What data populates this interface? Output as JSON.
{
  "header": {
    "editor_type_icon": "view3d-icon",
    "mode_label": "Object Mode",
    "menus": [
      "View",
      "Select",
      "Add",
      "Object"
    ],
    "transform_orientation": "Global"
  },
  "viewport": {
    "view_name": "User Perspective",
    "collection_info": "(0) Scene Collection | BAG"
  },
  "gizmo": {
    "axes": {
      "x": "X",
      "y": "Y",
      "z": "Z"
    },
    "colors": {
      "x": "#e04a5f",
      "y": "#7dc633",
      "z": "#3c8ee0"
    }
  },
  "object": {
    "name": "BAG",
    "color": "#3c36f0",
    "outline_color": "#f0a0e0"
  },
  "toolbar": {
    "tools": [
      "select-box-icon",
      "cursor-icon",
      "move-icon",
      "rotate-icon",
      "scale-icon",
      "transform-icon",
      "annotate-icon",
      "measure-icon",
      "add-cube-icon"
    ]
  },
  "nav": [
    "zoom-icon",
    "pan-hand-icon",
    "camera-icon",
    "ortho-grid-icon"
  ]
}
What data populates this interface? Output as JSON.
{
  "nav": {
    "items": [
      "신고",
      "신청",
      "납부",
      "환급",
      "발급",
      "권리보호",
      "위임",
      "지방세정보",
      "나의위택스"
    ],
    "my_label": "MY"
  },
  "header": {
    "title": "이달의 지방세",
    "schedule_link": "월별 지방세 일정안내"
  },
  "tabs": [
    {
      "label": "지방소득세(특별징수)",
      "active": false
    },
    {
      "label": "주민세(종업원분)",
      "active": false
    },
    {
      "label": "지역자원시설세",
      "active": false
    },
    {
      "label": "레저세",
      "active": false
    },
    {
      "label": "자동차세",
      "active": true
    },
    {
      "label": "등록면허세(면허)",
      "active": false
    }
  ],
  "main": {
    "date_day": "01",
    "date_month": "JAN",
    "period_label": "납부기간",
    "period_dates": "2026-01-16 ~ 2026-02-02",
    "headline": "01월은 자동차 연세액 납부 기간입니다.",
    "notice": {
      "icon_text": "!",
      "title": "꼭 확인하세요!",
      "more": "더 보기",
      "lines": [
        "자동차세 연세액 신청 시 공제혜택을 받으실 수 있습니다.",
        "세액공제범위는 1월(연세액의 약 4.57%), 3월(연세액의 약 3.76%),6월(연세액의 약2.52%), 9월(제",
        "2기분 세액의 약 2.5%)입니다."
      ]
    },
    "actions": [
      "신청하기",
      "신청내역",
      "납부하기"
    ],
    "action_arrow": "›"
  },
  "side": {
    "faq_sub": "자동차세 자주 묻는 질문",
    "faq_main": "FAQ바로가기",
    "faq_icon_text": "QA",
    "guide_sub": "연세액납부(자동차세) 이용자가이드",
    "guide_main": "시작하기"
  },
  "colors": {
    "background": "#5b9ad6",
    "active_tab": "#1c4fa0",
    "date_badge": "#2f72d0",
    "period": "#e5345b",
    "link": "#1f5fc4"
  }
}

--

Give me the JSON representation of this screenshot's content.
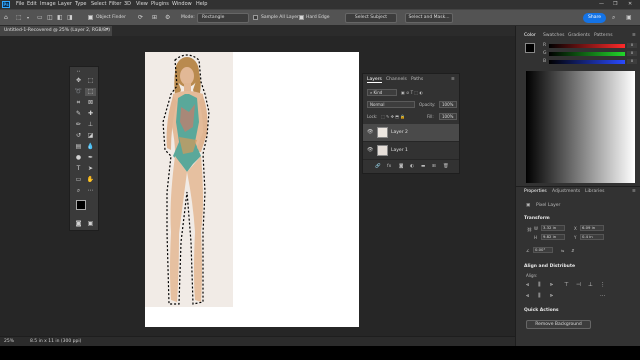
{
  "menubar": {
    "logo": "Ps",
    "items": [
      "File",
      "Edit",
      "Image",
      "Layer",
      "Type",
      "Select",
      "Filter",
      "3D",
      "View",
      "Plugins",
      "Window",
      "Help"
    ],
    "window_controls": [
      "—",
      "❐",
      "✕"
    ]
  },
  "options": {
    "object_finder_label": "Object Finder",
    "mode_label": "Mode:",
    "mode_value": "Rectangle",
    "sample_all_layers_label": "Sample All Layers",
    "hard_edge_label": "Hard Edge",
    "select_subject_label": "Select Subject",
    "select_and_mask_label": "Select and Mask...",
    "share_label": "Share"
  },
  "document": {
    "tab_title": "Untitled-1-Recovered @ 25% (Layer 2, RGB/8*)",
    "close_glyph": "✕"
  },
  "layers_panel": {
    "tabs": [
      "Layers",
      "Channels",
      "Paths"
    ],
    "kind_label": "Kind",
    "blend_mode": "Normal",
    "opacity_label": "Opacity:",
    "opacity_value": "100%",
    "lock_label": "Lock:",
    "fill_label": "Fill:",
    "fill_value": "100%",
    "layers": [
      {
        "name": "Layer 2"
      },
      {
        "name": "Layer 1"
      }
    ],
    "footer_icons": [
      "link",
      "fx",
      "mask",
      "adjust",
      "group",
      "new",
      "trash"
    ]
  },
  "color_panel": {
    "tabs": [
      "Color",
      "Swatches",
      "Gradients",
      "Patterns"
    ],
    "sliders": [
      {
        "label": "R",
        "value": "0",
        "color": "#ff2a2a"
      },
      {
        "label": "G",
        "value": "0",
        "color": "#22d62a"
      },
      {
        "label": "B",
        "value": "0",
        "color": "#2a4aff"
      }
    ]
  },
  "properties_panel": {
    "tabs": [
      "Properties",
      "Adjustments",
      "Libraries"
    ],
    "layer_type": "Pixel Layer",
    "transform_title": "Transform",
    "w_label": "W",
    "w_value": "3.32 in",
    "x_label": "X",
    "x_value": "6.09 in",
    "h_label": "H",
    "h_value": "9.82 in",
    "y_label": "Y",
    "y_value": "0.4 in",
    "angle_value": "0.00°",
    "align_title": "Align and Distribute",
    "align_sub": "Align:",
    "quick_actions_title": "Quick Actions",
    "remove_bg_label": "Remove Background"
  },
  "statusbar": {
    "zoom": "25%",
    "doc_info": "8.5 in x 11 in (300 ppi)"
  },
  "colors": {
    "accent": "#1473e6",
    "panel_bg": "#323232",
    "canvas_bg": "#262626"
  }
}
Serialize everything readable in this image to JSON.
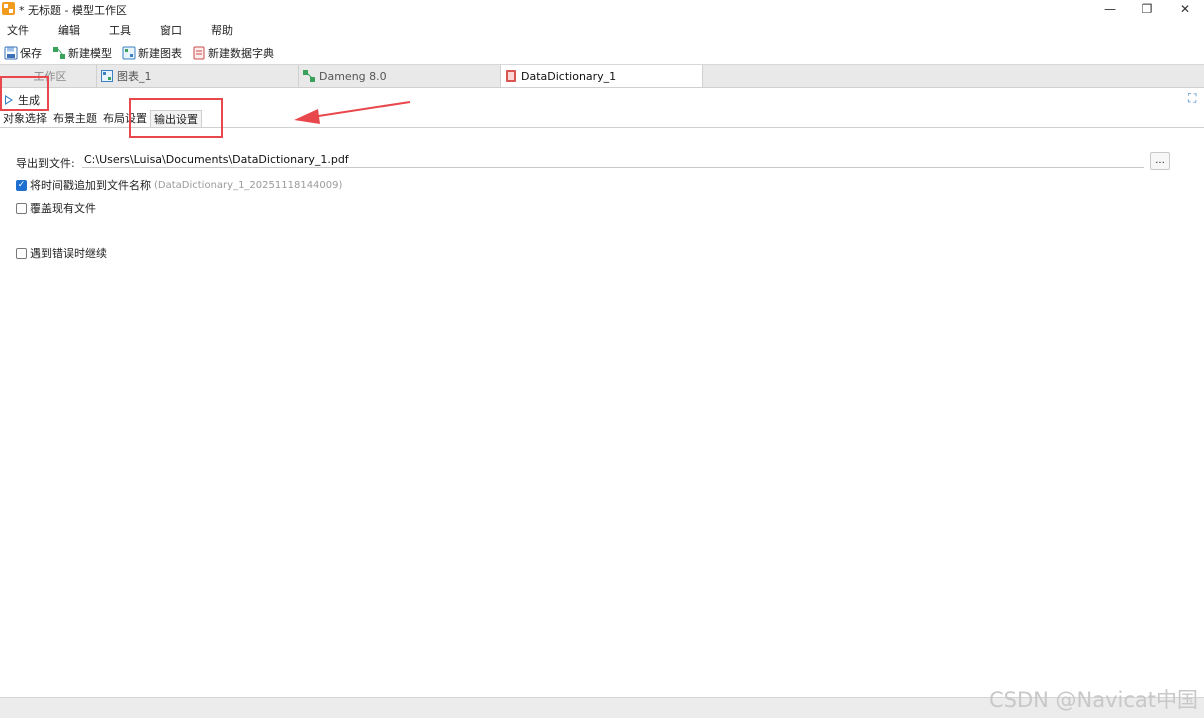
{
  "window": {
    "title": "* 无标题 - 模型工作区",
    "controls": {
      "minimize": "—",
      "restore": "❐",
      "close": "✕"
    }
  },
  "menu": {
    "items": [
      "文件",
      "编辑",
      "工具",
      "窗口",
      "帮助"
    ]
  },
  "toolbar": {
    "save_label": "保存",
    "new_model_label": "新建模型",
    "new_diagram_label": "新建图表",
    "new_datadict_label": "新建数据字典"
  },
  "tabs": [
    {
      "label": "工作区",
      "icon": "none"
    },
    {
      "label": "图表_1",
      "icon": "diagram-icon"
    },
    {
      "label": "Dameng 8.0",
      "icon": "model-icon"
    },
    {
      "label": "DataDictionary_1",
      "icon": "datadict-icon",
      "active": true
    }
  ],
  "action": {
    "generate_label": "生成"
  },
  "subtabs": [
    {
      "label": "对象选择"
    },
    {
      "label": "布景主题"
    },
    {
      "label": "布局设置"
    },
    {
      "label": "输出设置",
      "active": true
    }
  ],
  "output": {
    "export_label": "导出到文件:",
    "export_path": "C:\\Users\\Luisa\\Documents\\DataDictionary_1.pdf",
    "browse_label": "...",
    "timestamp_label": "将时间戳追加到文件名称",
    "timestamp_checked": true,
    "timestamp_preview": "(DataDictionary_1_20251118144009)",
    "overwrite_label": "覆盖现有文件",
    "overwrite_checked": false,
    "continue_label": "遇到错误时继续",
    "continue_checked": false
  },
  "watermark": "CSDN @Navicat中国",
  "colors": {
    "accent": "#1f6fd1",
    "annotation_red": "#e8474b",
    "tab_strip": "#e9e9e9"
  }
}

==

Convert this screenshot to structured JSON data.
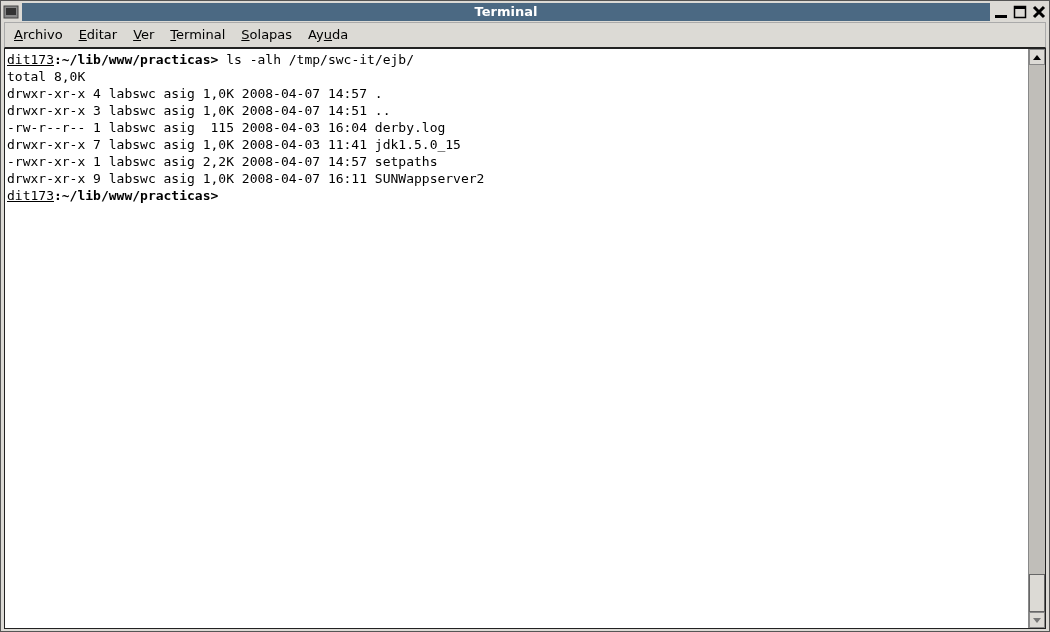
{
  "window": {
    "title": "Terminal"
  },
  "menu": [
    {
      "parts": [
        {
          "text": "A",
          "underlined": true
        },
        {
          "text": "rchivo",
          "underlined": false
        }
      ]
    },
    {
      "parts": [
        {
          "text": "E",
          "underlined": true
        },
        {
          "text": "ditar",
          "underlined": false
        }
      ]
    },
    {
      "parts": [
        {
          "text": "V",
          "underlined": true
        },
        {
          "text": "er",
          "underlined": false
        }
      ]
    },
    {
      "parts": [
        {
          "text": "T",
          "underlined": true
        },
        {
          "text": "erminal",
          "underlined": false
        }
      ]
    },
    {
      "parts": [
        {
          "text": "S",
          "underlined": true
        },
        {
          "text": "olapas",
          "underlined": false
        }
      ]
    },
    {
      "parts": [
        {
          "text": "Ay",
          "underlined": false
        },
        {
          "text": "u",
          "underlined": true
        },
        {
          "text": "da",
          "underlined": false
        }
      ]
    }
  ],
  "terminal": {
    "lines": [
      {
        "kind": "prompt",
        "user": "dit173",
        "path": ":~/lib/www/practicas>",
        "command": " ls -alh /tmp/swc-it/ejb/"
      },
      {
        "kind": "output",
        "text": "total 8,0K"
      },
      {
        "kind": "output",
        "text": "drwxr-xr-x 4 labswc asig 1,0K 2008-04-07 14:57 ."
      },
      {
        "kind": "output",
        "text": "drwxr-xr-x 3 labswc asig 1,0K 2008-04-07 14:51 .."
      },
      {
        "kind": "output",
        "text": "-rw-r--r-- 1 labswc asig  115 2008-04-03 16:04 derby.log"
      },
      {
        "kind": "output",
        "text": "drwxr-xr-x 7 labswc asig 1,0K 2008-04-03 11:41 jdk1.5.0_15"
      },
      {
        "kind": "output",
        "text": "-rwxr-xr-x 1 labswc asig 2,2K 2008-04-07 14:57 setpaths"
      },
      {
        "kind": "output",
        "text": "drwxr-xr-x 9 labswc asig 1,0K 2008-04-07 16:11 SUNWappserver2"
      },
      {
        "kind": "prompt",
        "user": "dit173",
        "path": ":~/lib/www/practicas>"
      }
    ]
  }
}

Task objective: Make a list of all lines in the data that contain "JSON".

Output for this exercise:
What data populates this interface? Output as JSON.
What data populates this interface? Output as JSON.
Give me the JSON representation of this screenshot's content.
Serialize everything readable in this image to JSON.
Convert this screenshot to structured JSON data.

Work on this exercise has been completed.